Identify all lines in the listing that include the word "title", and copy them out.

[Collection entries]
▶

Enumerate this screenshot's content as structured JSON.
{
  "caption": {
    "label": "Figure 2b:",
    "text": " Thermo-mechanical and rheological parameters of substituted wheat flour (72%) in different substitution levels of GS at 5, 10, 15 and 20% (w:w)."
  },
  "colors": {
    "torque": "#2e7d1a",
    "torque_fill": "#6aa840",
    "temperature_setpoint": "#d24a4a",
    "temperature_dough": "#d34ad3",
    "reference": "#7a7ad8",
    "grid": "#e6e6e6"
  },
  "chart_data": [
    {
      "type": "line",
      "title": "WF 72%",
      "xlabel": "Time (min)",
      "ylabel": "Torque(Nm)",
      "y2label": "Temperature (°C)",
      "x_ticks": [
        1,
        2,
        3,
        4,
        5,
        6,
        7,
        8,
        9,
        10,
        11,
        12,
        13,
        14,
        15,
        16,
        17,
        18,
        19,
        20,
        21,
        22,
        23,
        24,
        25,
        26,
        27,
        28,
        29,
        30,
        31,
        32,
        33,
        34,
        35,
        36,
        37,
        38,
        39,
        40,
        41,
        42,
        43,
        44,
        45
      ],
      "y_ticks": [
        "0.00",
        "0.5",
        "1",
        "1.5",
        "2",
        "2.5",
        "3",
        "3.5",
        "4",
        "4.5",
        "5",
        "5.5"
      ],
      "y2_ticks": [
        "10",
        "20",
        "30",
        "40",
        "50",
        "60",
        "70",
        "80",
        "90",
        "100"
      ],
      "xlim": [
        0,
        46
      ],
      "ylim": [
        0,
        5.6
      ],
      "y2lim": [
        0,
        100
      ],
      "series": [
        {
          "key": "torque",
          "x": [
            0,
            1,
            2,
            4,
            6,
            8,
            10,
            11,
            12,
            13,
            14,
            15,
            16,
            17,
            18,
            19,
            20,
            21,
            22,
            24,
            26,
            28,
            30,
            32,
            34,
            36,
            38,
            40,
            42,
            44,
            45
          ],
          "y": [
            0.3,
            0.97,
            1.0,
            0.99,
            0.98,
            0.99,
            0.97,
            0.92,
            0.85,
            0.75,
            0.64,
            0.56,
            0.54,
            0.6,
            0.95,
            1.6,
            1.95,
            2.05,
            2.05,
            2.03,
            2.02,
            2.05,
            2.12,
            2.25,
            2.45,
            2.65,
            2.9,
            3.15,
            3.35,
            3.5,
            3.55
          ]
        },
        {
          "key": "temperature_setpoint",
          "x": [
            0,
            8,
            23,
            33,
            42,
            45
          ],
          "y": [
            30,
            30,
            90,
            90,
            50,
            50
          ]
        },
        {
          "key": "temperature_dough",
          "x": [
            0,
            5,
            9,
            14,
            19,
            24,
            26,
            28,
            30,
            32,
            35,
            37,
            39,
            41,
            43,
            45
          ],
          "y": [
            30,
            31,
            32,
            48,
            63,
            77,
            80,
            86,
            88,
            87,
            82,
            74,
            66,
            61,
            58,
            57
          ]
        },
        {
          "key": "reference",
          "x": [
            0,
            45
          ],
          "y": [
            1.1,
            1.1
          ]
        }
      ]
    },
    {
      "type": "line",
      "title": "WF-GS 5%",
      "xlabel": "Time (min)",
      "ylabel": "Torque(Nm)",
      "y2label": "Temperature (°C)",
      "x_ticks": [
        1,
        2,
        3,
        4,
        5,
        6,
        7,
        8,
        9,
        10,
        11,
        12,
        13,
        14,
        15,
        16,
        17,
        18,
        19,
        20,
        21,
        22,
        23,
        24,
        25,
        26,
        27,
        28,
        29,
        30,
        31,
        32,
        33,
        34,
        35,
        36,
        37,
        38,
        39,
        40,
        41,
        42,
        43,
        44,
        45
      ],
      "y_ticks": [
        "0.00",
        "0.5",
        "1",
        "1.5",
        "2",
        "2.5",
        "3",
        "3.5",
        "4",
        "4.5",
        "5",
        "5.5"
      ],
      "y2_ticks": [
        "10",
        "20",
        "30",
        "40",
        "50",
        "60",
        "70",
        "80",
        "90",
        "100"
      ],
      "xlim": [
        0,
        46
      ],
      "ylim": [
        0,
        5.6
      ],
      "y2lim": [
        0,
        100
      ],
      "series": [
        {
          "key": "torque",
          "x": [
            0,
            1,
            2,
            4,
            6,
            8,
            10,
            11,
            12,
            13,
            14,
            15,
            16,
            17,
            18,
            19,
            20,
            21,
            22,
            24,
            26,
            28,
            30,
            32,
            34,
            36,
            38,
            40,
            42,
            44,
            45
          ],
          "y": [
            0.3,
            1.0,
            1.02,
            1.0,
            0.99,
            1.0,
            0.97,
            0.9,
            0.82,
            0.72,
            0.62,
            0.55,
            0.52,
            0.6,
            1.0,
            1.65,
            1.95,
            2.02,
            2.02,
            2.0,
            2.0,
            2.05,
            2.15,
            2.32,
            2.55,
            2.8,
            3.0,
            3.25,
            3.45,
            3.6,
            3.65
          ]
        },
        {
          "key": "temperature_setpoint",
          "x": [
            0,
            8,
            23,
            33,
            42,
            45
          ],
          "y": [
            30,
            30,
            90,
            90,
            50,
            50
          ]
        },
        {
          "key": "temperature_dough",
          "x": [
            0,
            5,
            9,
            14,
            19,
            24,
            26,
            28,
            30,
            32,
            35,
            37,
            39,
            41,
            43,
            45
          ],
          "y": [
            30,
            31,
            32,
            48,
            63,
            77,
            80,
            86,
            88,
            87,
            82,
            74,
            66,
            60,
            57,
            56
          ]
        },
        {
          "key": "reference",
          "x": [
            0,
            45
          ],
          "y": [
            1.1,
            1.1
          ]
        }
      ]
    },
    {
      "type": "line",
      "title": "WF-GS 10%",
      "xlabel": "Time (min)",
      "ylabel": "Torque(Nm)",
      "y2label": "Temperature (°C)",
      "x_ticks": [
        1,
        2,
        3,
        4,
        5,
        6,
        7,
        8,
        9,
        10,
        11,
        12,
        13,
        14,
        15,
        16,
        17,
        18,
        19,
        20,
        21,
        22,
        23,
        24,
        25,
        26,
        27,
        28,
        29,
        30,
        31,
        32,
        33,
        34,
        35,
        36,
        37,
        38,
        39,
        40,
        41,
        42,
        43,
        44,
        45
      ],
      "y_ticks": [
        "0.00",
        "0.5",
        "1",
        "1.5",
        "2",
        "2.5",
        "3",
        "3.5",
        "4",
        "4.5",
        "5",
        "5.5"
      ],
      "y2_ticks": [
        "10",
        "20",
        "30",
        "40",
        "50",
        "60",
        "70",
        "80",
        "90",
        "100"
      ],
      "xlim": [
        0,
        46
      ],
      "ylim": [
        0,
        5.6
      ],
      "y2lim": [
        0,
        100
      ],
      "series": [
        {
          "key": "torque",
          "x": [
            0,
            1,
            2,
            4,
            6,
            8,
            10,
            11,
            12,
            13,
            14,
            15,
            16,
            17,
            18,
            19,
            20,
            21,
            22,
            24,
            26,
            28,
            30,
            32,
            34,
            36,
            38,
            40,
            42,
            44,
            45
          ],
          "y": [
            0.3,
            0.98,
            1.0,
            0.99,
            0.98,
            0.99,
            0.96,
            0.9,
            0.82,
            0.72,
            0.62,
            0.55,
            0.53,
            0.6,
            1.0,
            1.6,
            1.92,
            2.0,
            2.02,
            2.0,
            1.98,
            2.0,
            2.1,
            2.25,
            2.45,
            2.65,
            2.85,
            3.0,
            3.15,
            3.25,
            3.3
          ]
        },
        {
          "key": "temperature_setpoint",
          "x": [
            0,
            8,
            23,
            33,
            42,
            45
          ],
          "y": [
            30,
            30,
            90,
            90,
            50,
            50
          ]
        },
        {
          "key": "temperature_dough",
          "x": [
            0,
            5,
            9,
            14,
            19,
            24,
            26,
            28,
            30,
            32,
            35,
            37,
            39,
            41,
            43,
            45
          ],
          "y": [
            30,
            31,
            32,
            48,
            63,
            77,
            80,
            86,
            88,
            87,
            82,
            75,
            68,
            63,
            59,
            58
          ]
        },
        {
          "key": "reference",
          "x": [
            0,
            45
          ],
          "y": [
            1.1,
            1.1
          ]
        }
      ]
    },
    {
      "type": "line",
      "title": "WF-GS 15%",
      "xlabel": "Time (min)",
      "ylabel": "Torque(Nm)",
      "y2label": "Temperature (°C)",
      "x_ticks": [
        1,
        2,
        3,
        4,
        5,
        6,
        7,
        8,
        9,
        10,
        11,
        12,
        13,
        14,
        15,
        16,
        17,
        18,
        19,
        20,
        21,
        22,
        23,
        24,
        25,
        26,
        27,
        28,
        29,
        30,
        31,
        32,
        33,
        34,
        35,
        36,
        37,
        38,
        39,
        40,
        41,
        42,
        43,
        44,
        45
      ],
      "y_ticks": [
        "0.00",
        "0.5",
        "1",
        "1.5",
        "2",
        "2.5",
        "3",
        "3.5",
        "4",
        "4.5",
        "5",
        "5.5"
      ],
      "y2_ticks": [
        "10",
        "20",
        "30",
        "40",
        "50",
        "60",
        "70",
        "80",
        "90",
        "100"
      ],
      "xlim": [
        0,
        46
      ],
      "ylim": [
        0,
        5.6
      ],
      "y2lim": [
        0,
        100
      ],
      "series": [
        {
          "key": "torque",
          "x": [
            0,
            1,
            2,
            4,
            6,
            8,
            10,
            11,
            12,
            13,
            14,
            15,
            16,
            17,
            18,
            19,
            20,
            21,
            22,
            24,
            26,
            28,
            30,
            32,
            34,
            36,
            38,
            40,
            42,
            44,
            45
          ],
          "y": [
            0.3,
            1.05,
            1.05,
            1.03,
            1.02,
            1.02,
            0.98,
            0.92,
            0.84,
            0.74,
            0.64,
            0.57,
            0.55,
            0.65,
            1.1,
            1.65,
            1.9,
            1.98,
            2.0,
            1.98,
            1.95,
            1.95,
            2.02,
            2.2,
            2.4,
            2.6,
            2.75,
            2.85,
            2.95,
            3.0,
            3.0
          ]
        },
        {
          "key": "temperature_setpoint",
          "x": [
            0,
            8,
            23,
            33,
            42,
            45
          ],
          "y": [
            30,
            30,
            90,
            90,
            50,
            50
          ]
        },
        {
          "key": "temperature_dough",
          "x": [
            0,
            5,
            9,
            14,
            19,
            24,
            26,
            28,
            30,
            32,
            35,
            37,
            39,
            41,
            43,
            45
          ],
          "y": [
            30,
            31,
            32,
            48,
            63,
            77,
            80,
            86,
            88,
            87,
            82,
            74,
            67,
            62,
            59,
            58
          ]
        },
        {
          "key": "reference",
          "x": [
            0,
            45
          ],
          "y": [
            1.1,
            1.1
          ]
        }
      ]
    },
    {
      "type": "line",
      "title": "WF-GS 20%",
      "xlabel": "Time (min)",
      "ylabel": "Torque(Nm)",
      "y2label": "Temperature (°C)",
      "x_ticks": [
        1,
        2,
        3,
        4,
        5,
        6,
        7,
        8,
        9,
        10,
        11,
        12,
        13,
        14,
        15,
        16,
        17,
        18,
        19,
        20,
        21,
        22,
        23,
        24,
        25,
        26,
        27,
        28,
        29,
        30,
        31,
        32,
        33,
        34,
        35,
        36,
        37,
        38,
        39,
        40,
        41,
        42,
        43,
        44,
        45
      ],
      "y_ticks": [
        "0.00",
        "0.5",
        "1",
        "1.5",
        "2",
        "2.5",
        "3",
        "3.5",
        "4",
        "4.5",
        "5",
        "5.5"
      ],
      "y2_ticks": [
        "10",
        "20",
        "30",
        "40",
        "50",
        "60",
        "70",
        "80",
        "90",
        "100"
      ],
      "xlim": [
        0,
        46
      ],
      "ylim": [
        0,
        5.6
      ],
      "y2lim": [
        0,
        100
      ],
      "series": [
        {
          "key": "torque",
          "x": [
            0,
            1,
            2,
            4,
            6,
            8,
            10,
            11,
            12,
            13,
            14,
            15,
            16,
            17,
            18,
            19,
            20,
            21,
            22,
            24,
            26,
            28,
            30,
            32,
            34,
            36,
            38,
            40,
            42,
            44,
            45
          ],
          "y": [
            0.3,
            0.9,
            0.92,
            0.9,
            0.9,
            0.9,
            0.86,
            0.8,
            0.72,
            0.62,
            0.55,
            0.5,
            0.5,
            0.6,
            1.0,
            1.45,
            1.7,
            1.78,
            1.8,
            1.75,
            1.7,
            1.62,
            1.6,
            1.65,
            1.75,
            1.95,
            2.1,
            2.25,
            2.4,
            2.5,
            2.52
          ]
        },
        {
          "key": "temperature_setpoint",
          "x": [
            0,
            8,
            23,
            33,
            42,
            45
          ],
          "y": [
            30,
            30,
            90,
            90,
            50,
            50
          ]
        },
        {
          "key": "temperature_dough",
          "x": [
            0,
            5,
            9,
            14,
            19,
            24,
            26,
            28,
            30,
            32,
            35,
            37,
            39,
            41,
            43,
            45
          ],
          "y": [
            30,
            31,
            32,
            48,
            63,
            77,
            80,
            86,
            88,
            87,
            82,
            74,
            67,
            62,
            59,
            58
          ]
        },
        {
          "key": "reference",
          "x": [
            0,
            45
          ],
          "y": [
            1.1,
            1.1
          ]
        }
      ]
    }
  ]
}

◀

SOLUTION TO THIS EXERCISE -
      "title": "WF 72%",
      "title": "WF-GS 5%",
      "title": "WF-GS 10%",
      "title": "WF-GS 15%",
      "title": "WF-GS 20%",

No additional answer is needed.